• **Aim**:
Leave out the images and repeat the listing below without a single change.

☆ ☆ ☆

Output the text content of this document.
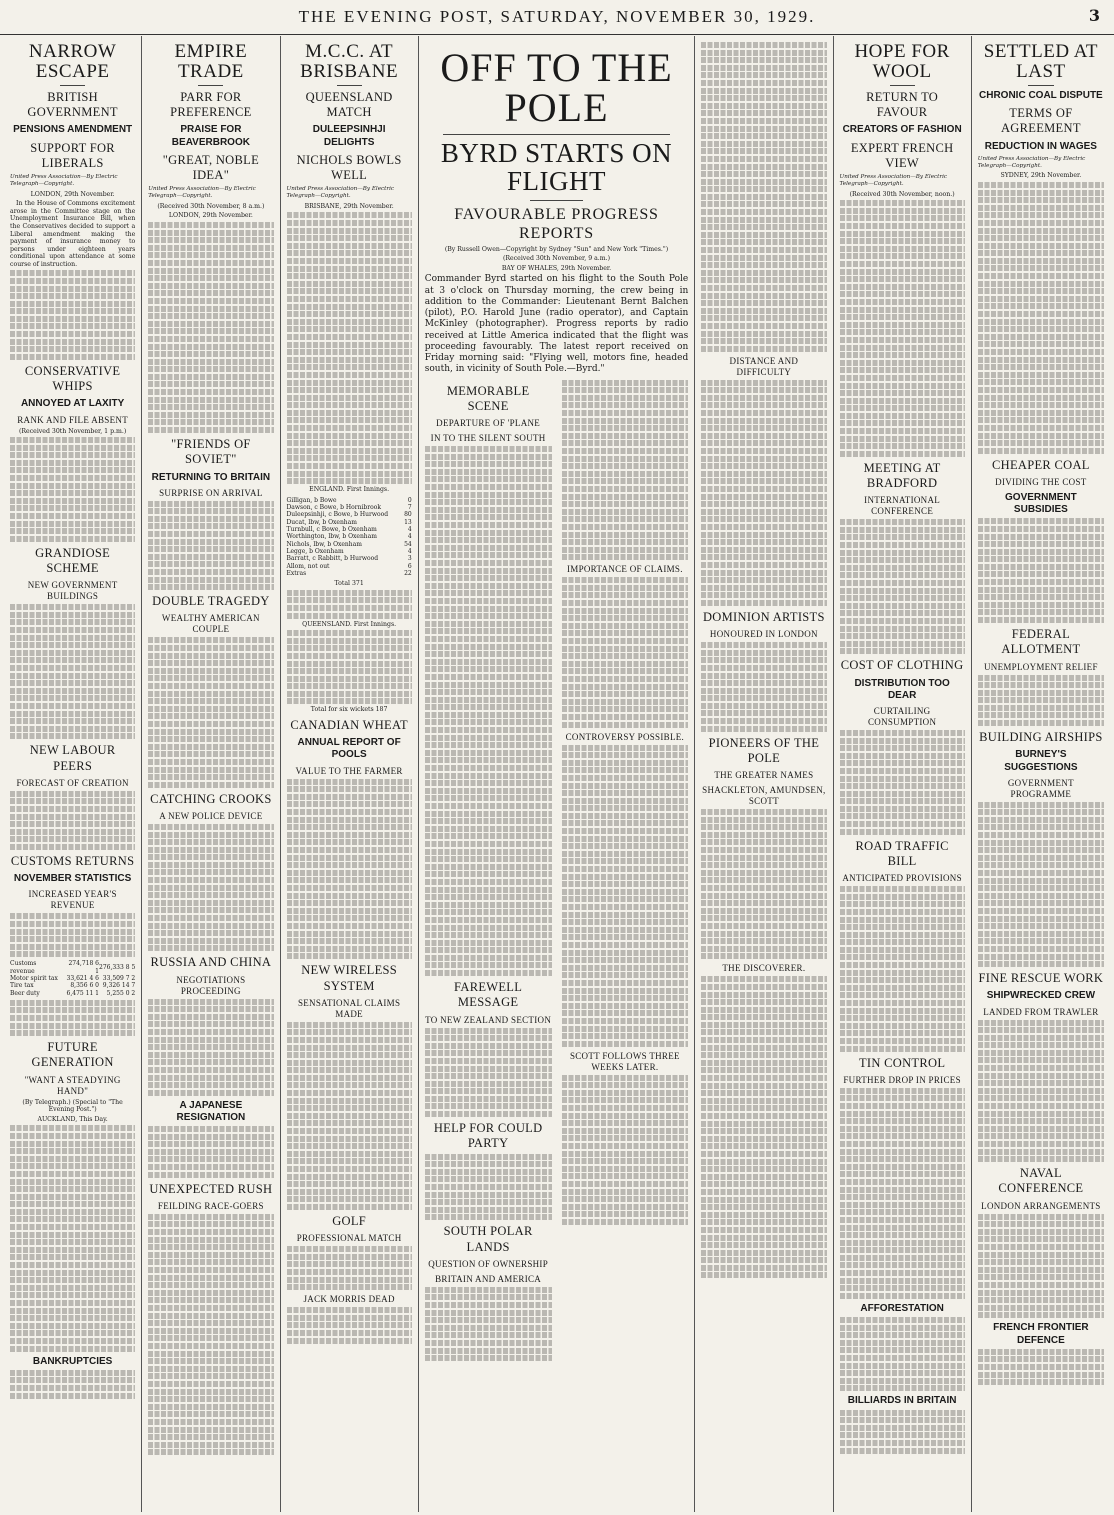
THE EVENING POST, SATURDAY, NOVEMBER 30, 1929.	3
NARROW ESCAPE
BRITISH GOVERNMENT
PENSIONS AMENDMENT
SUPPORT FOR LIBERALS
United Press Association—By Electric Telegraph—Copyright.
LONDON, 29th November.

In the House of Commons excitement arose in the Committee stage on the Unemployment Insurance Bill, when the Conservatives decided to support a Liberal amendment making the payment of insurance money to persons under eighteen years conditional upon attendance at some course of instruction.

CONSERVATIVE WHIPS
ANNOYED AT LAXITY
RANK AND FILE ABSENT
(Received 30th November, 1 p.m.)
GRANDIOSE SCHEME
NEW GOVERNMENT BUILDINGS
NEW LABOUR PEERS
FORECAST OF CREATION
CUSTOMS RETURNS
NOVEMBER STATISTICS
INCREASED YEAR'S REVENUE
Customs revenue	274,718 6 1	276,333 8 5
Motor spirit tax	33,621 4 6	33,509 7 2
Tire tax	8,356 6 0	9,326 14 7
Beer duty	6,475 11 1	5,255 0 2
FUTURE GENERATION
"WANT A STEADYING HAND"
(By Telegraph.) (Special to "The Evening Post.")
AUCKLAND, This Day.
BANKRUPTCIES
EMPIRE TRADE
PARR FOR PREFERENCE
PRAISE FOR BEAVERBROOK
"GREAT, NOBLE IDEA"
United Press Association—By Electric Telegraph—Copyright.
(Received 30th November, 8 a.m.)
LONDON, 29th November.
"FRIENDS OF SOVIET"
RETURNING TO BRITAIN
SURPRISE ON ARRIVAL
DOUBLE TRAGEDY
WEALTHY AMERICAN COUPLE
CATCHING CROOKS
A NEW POLICE DEVICE
RUSSIA AND CHINA
NEGOTIATIONS PROCEEDING
A JAPANESE RESIGNATION
UNEXPECTED RUSH
FEILDING RACE-GOERS
M.C.C. AT BRISBANE
QUEENSLAND MATCH
DULEEPSINHJI DELIGHTS
NICHOLS BOWLS WELL
United Press Association—By Electric Telegraph—Copyright.
BRISBANE, 29th November.
ENGLAND. First Innings.
Gilligan, b Bowe	0
Dawson, c Bowe, b Hornibrook	7
Duleepsinhji, c Bowe, b Hurwood	80
Ducat, lbw, b Oxenham	13
Turnbull, c Bowe, b Oxenham	4
Worthington, lbw, b Oxenham	4
Nichols, lbw, b Oxenham	54
Legge, b Oxenham	4
Barratt, c Rabbitt, b Hurwood	3
Allom, not out	6
Extras	22
Total 371
QUEENSLAND. First Innings.
Total for six wickets 187
CANADIAN WHEAT
ANNUAL REPORT OF POOLS
VALUE TO THE FARMER
NEW WIRELESS SYSTEM
SENSATIONAL CLAIMS MADE
GOLF
PROFESSIONAL MATCH
JACK MORRIS DEAD
OFF TO THE POLE
BYRD STARTS ON FLIGHT
FAVOURABLE PROGRESS REPORTS
(By Russell Owen—Copyright by Sydney "Sun" and New York "Times.")
(Received 30th November, 9 a.m.)
BAY OF WHALES, 29th November.
Commander Byrd started on his flight to the South Pole at 3 o'clock on Thursday morning, the crew being in addition to the Commander: Lieutenant Bernt Balchen (pilot), P.O. Harold June (radio operator), and Captain McKinley (photographer). Progress reports by radio received at Little America indicated that the flight was proceeding favourably. The latest report received on Friday morning said: "Flying well, motors fine, headed south, in vicinity of South Pole.—Byrd."
MEMORABLE SCENE
DEPARTURE OF 'PLANE
IN TO THE SILENT SOUTH
FAREWELL MESSAGE
TO NEW ZEALAND SECTION
HELP FOR COULD PARTY
SOUTH POLAR LANDS
QUESTION OF OWNERSHIP
BRITAIN AND AMERICA
IMPORTANCE OF CLAIMS.
CONTROVERSY POSSIBLE.
SCOTT FOLLOWS THREE WEEKS LATER.
DISTANCE AND DIFFICULTY
DOMINION ARTISTS
HONOURED IN LONDON
PIONEERS OF THE POLE
THE GREATER NAMES
SHACKLETON, AMUNDSEN, SCOTT
THE DISCOVERER.
HOPE FOR WOOL
RETURN TO FAVOUR
CREATORS OF FASHION
EXPERT FRENCH VIEW
United Press Association—By Electric Telegraph—Copyright.
(Received 30th November, noon.)
MEETING AT BRADFORD
INTERNATIONAL CONFERENCE
COST OF CLOTHING
DISTRIBUTION TOO DEAR
CURTAILING CONSUMPTION
ROAD TRAFFIC BILL
ANTICIPATED PROVISIONS
TIN CONTROL
FURTHER DROP IN PRICES
AFFORESTATION
BILLIARDS IN BRITAIN
SETTLED AT LAST
CHRONIC COAL DISPUTE
TERMS OF AGREEMENT
REDUCTION IN WAGES
United Press Association—By Electric Telegraph—Copyright.
SYDNEY, 29th November.
CHEAPER COAL
DIVIDING THE COST
GOVERNMENT SUBSIDIES
FEDERAL ALLOTMENT
UNEMPLOYMENT RELIEF
BUILDING AIRSHIPS
BURNEY'S SUGGESTIONS
GOVERNMENT PROGRAMME
FINE RESCUE WORK
SHIPWRECKED CREW
LANDED FROM TRAWLER
NAVAL CONFERENCE
LONDON ARRANGEMENTS
FRENCH FRONTIER DEFENCE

☆ ☆ ☆

• **Written solution**:
Output the text content of this document.
THE EVENING POST, SATURDAY, NOVEMBER 30, 1929.	3
NARROW ESCAPE
BRITISH GOVERNMENT
PENSIONS AMENDMENT
SUPPORT FOR LIBERALS
United Press Association—By Electric Telegraph—Copyright.
LONDON, 29th November.

In the House of Commons excitement arose in the Committee stage on the Unemployment Insurance Bill, when the Conservatives decided to support a Liberal amendment making the payment of insurance money to persons under eighteen years conditional upon attendance at some course of instruction.

CONSERVATIVE WHIPS
ANNOYED AT LAXITY
RANK AND FILE ABSENT
(Received 30th November, 1 p.m.)
GRANDIOSE SCHEME
NEW GOVERNMENT BUILDINGS
NEW LABOUR PEERS
FORECAST OF CREATION
CUSTOMS RETURNS
NOVEMBER STATISTICS
INCREASED YEAR'S REVENUE
Customs revenue	274,718 6 1	276,333 8 5
Motor spirit tax	33,621 4 6	33,509 7 2
Tire tax	8,356 6 0	9,326 14 7
Beer duty	6,475 11 1	5,255 0 2
FUTURE GENERATION
"WANT A STEADYING HAND"
(By Telegraph.) (Special to "The Evening Post.")
AUCKLAND, This Day.
BANKRUPTCIES
EMPIRE TRADE
PARR FOR PREFERENCE
PRAISE FOR BEAVERBROOK
"GREAT, NOBLE IDEA"
United Press Association—By Electric Telegraph—Copyright.
(Received 30th November, 8 a.m.)
LONDON, 29th November.
"FRIENDS OF SOVIET"
RETURNING TO BRITAIN
SURPRISE ON ARRIVAL
DOUBLE TRAGEDY
WEALTHY AMERICAN COUPLE
CATCHING CROOKS
A NEW POLICE DEVICE
RUSSIA AND CHINA
NEGOTIATIONS PROCEEDING
A JAPANESE RESIGNATION
UNEXPECTED RUSH
FEILDING RACE-GOERS
M.C.C. AT BRISBANE
QUEENSLAND MATCH
DULEEPSINHJI DELIGHTS
NICHOLS BOWLS WELL
United Press Association—By Electric Telegraph—Copyright.
BRISBANE, 29th November.
ENGLAND. First Innings.
Gilligan, b Bowe	0
Dawson, c Bowe, b Hornibrook	7
Duleepsinhji, c Bowe, b Hurwood	80
Ducat, lbw, b Oxenham	13
Turnbull, c Bowe, b Oxenham	4
Worthington, lbw, b Oxenham	4
Nichols, lbw, b Oxenham	54
Legge, b Oxenham	4
Barratt, c Rabbitt, b Hurwood	3
Allom, not out	6
Extras	22
Total 371
QUEENSLAND. First Innings.
Total for six wickets 187
CANADIAN WHEAT
ANNUAL REPORT OF POOLS
VALUE TO THE FARMER
NEW WIRELESS SYSTEM
SENSATIONAL CLAIMS MADE
GOLF
PROFESSIONAL MATCH
JACK MORRIS DEAD
OFF TO THE POLE
BYRD STARTS ON FLIGHT
FAVOURABLE PROGRESS REPORTS
(By Russell Owen—Copyright by Sydney "Sun" and New York "Times.")
(Received 30th November, 9 a.m.)
BAY OF WHALES, 29th November.
Commander Byrd started on his flight to the South Pole at 3 o'clock on Thursday morning, the crew being in addition to the Commander: Lieutenant Bernt Balchen (pilot), P.O. Harold June (radio operator), and Captain McKinley (photographer). Progress reports by radio received at Little America indicated that the flight was proceeding favourably. The latest report received on Friday morning said: "Flying well, motors fine, headed south, in vicinity of South Pole.—Byrd."
MEMORABLE SCENE
DEPARTURE OF 'PLANE
IN TO THE SILENT SOUTH
FAREWELL MESSAGE
TO NEW ZEALAND SECTION
HELP FOR COULD PARTY
SOUTH POLAR LANDS
QUESTION OF OWNERSHIP
BRITAIN AND AMERICA
IMPORTANCE OF CLAIMS.
CONTROVERSY POSSIBLE.
SCOTT FOLLOWS THREE WEEKS LATER.
DISTANCE AND DIFFICULTY
DOMINION ARTISTS
HONOURED IN LONDON
PIONEERS OF THE POLE
THE GREATER NAMES
SHACKLETON, AMUNDSEN, SCOTT
THE DISCOVERER.
HOPE FOR WOOL
RETURN TO FAVOUR
CREATORS OF FASHION
EXPERT FRENCH VIEW
United Press Association—By Electric Telegraph—Copyright.
(Received 30th November, noon.)
MEETING AT BRADFORD
INTERNATIONAL CONFERENCE
COST OF CLOTHING
DISTRIBUTION TOO DEAR
CURTAILING CONSUMPTION
ROAD TRAFFIC BILL
ANTICIPATED PROVISIONS
TIN CONTROL
FURTHER DROP IN PRICES
AFFORESTATION
BILLIARDS IN BRITAIN
SETTLED AT LAST
CHRONIC COAL DISPUTE
TERMS OF AGREEMENT
REDUCTION IN WAGES
United Press Association—By Electric Telegraph—Copyright.
SYDNEY, 29th November.
CHEAPER COAL
DIVIDING THE COST
GOVERNMENT SUBSIDIES
FEDERAL ALLOTMENT
UNEMPLOYMENT RELIEF
BUILDING AIRSHIPS
BURNEY'S SUGGESTIONS
GOVERNMENT PROGRAMME
FINE RESCUE WORK
SHIPWRECKED CREW
LANDED FROM TRAWLER
NAVAL CONFERENCE
LONDON ARRANGEMENTS
FRENCH FRONTIER DEFENCE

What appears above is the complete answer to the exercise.